╭─ Exercise data
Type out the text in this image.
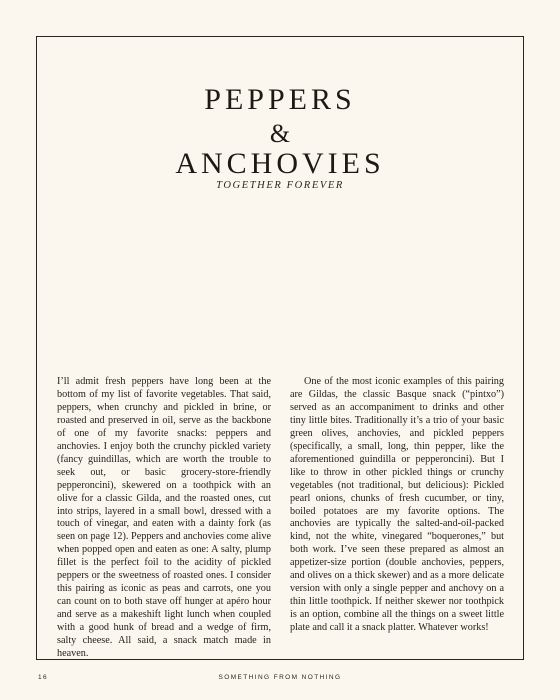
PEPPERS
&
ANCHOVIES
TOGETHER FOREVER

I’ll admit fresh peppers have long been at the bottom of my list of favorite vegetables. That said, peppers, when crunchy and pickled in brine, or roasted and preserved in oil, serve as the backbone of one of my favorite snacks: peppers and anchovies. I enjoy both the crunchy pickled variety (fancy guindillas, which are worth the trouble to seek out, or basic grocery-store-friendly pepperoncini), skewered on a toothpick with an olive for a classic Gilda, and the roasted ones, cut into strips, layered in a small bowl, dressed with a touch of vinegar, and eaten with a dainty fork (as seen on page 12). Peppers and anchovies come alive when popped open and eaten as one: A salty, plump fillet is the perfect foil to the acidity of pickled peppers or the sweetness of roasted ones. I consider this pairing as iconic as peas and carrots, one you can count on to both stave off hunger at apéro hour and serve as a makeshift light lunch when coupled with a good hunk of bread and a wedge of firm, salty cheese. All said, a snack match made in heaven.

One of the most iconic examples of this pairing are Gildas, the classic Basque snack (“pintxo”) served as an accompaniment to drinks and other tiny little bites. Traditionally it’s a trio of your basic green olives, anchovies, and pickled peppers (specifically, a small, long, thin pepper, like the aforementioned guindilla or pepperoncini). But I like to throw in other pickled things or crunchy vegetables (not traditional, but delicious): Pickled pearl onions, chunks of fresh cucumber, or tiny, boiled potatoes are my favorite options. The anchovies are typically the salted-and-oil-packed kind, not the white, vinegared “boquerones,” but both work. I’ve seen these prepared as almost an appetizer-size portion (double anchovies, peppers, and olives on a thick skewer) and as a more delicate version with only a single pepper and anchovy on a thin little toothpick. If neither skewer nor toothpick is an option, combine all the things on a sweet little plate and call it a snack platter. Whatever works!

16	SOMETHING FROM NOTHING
╰─
Exercise brief:
Omit every picture, then reproduce the rest of the listing exactly.

Correct output:
Type out the text in this image.
PEPPERS
&
ANCHOVIES
TOGETHER FOREVER

I’ll admit fresh peppers have long been at the bottom of my list of favorite vegetables. That said, peppers, when crunchy and pickled in brine, or roasted and preserved in oil, serve as the backbone of one of my favorite snacks: peppers and anchovies. I enjoy both the crunchy pickled variety (fancy guindillas, which are worth the trouble to seek out, or basic grocery-store-friendly pepperoncini), skewered on a toothpick with an olive for a classic Gilda, and the roasted ones, cut into strips, layered in a small bowl, dressed with a touch of vinegar, and eaten with a dainty fork (as seen on page 12). Peppers and anchovies come alive when popped open and eaten as one: A salty, plump fillet is the perfect foil to the acidity of pickled peppers or the sweetness of roasted ones. I consider this pairing as iconic as peas and carrots, one you can count on to both stave off hunger at apéro hour and serve as a makeshift light lunch when coupled with a good hunk of bread and a wedge of firm, salty cheese. All said, a snack match made in heaven.

One of the most iconic examples of this pairing are Gildas, the classic Basque snack (“pintxo”) served as an accompaniment to drinks and other tiny little bites. Traditionally it’s a trio of your basic green olives, anchovies, and pickled peppers (specifically, a small, long, thin pepper, like the aforementioned guindilla or pepperoncini). But I like to throw in other pickled things or crunchy vegetables (not traditional, but delicious): Pickled pearl onions, chunks of fresh cucumber, or tiny, boiled potatoes are my favorite options. The anchovies are typically the salted-and-oil-packed kind, not the white, vinegared “boquerones,” but both work. I’ve seen these prepared as almost an appetizer-size portion (double anchovies, peppers, and olives on a thick skewer) and as a more delicate version with only a single pepper and anchovy on a thin little toothpick. If neither skewer nor toothpick is an option, combine all the things on a sweet little plate and call it a snack platter. Whatever works!

16	SOMETHING FROM NOTHING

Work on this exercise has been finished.